======== Source extract ========

This activity provides invaluable exercise
in creative problem-solving and teamwork. The students first spend a few
weeks becoming proficient in the basics of theater production. Using interactive
software programs, students working in groups are responsible for creating
a script, designing sets, and incorporating lighting and music to keep
pace with the theme, dialogue, and movements of the animated "actors".
After they have blocked out all of the elements of their play on the computer,
the students must create a live production of the play. Students also
practice interviewing techniques in anticipation of their meetings with
community leaders. They strive for a professional look, and videotape
their mock interviews to study the results. One obvious benefit is how
quickly the students become "co-workers" in this team-building
environment.
"This is a program in its infancy,
but it is off to a strong start," stated Stanley Intermediate School
teacher Amy Wright, who first brought the proposal to the LASF. "We
are seeing more and more ways to implement the program, as it develops."
Wright’s own enthusiasm for the project is reflected in the ebullient
participation of students in the seventh and eighth grade Media Arts-Production
Studio elective class, as well as in the sixth grade "SMART wheel"
of Stanley’s curricular electives. The lessons in digital photography
are also applied to the production of the weekly student newspaper.

======== Dataset ========

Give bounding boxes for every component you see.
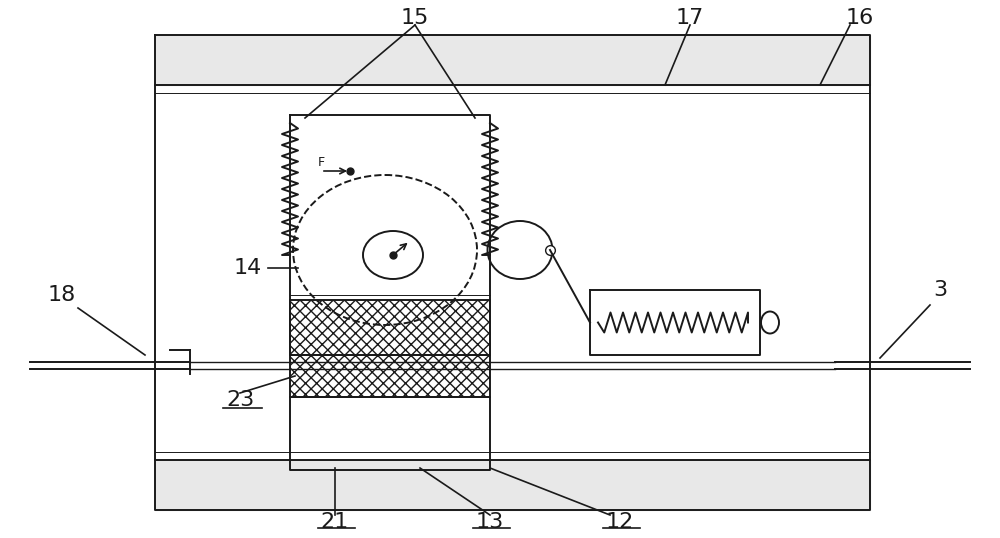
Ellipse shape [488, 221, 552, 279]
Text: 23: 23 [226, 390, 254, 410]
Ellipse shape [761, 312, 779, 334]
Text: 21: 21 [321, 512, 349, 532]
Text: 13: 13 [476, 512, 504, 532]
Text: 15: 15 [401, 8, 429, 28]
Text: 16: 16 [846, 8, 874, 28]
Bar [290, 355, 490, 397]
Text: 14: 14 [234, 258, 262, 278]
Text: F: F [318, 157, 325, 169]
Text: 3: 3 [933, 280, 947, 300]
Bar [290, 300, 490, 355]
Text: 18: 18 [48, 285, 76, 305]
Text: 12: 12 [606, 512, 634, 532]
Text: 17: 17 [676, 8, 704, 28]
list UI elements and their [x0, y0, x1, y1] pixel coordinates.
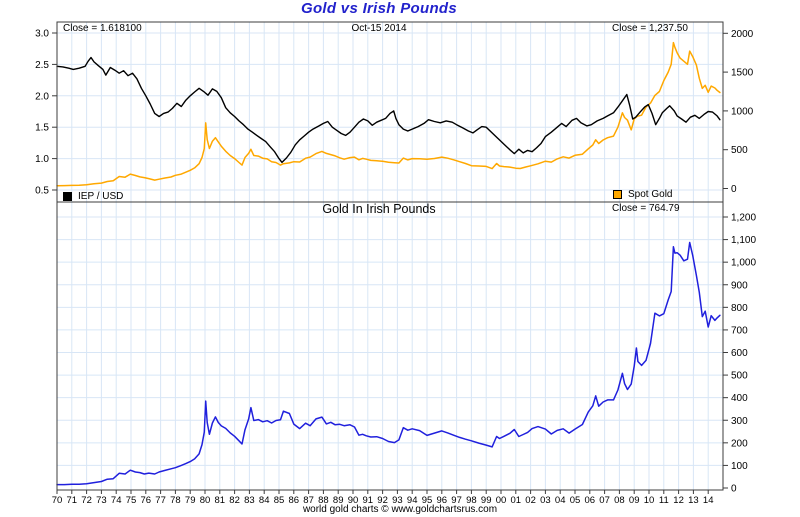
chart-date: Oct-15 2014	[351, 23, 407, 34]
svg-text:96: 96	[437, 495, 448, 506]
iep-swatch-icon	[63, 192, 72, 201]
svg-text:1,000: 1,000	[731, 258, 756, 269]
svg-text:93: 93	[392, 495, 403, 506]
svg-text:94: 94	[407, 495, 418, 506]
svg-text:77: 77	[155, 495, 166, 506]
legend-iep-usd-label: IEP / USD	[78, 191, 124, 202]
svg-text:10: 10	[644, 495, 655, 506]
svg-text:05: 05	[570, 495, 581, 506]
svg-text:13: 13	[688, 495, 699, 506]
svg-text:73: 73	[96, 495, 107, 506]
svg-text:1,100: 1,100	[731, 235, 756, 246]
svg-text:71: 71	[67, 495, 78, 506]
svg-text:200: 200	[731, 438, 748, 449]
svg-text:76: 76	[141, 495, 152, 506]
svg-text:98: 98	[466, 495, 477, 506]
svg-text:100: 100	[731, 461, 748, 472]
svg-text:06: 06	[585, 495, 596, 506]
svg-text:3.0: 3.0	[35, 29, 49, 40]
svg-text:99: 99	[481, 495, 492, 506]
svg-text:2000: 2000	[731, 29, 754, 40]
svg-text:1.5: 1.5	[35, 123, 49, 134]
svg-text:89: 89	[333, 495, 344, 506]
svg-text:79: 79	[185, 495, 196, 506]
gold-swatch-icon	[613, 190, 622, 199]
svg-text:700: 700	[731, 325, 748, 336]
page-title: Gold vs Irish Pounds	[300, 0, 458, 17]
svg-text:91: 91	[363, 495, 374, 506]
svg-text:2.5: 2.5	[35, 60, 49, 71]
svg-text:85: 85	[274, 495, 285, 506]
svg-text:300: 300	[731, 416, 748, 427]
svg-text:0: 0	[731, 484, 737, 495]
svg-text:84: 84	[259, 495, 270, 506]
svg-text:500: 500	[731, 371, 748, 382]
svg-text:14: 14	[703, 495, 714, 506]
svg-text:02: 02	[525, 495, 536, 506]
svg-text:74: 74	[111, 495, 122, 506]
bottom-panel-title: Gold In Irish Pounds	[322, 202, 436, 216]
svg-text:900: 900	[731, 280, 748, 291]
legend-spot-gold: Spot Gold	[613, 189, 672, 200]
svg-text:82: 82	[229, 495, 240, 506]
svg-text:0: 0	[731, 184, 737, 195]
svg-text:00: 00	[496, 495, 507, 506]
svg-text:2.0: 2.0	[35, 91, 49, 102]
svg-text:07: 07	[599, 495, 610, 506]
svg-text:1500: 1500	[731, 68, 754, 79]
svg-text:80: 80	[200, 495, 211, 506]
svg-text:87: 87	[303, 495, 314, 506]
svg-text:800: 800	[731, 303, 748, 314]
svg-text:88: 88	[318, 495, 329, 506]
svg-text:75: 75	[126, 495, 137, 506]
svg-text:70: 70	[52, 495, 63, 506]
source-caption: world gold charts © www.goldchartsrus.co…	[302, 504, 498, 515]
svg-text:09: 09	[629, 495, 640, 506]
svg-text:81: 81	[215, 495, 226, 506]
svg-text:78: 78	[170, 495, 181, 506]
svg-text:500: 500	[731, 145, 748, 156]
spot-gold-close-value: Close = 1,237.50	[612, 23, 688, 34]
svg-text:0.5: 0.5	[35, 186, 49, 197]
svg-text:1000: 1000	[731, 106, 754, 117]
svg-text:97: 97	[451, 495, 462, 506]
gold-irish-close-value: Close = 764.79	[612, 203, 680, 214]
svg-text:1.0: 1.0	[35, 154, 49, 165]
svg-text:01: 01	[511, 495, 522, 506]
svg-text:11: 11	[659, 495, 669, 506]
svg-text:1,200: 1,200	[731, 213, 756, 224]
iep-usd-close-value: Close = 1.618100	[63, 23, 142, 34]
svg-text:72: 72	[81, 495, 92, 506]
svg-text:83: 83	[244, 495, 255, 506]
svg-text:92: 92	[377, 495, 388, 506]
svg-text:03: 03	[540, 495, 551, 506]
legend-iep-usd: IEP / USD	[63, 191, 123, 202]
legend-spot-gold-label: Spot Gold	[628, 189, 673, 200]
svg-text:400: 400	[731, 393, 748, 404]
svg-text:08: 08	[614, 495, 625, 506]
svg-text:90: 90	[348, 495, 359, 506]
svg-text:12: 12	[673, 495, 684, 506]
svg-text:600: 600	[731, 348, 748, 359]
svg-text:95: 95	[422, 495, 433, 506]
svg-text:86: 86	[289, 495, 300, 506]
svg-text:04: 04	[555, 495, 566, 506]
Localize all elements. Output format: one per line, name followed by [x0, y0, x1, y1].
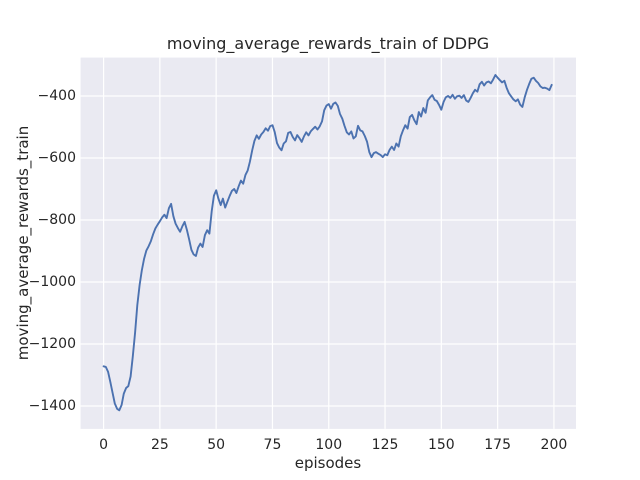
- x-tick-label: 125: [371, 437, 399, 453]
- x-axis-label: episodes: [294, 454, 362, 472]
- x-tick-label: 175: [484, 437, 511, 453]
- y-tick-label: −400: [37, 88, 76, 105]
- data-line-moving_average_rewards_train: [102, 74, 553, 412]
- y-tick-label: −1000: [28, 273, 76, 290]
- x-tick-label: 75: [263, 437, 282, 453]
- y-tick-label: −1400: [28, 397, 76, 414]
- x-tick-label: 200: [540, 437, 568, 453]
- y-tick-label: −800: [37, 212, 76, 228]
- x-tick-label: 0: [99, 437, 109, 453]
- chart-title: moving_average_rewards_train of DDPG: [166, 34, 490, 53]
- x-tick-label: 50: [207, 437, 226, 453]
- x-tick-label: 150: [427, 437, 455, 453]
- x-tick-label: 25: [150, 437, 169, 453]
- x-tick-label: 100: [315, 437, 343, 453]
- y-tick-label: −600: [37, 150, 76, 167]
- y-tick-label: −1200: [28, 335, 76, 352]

========

» What you should do
According to the excerpt about the student theater-production program, who first brought the proposal to the LASF?

» Output for this exercise
Amy Wright, a teacher at Stanley Intermediate School.